• EXERCISE PROMPT: Render the records from the line containing "x-tick-label: 1990 [416,640,440,652]" through the line containing "y-tick-label: -0.5 [11,420,30,432]" as a Markdown table with the columns Row and Entry, omitting any blank lines.

>> Start

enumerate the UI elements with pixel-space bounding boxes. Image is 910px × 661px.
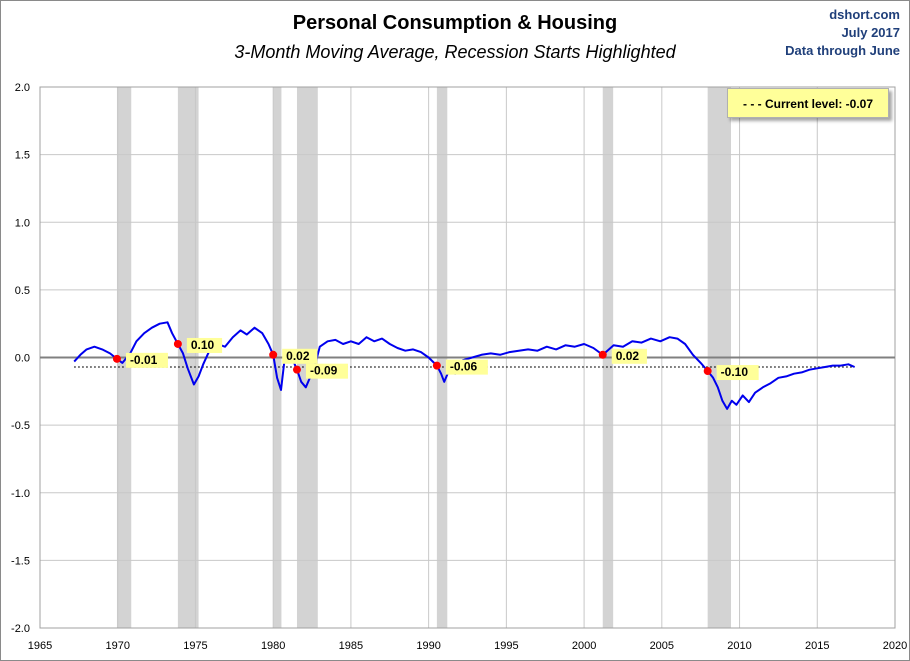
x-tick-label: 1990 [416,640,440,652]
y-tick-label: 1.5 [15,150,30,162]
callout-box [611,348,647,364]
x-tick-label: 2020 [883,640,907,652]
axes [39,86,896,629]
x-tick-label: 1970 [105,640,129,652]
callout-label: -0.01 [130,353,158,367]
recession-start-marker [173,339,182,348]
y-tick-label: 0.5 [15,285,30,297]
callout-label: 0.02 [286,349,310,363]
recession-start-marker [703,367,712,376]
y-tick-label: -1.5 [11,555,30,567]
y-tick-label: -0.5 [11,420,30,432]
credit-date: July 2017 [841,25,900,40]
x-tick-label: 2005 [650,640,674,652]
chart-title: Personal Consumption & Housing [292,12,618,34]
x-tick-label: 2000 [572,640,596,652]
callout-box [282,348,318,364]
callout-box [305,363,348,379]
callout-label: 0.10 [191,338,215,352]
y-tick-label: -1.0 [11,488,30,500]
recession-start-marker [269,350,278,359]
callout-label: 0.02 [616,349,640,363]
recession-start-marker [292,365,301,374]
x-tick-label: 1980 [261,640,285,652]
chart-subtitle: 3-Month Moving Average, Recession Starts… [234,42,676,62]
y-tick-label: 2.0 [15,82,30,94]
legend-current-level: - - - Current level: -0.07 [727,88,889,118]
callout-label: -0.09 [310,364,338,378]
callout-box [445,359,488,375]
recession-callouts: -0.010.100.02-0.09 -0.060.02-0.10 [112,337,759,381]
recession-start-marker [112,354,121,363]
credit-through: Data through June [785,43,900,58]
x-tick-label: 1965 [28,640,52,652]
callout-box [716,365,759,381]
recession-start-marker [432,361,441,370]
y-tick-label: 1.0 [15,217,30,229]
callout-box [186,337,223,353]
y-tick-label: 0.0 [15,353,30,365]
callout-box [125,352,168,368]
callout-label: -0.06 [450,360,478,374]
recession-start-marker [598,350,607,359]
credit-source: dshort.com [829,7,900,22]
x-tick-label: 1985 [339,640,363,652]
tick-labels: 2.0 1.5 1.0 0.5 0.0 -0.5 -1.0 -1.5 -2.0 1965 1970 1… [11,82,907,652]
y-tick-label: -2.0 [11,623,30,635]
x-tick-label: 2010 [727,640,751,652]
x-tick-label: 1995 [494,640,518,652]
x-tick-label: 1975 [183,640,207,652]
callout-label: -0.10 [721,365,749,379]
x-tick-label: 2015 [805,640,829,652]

>> End

• REPLY:
| Row | Entry |
|---|---|
| 1 | x-tick-label: 1990 [416,640,440,652] |
| 2 | y-tick-label: 1.5 [15,150,30,162] |
| 3 | callout-box [611,348,647,364] |
| 4 | x-tick-label: 2020 [883,640,907,652] |
| 5 | axes [39,86,896,629] |
| 6 | x-tick-label: 1970 [105,640,129,652] |
| 7 | callout-label: -0.01 [130,353,158,367] |
| 8 | recession-start-marker [173,339,182,348] |
| 9 | y-tick-label: 0.5 [15,285,30,297] |
| 10 | callout-label: 0.02 [286,349,310,363] |
| 11 | recession-start-marker [703,367,712,376] |
| 12 | y-tick-label: -1.5 [11,555,30,567] |
| 13 | y-tick-label: -0.5 [11,420,30,432] |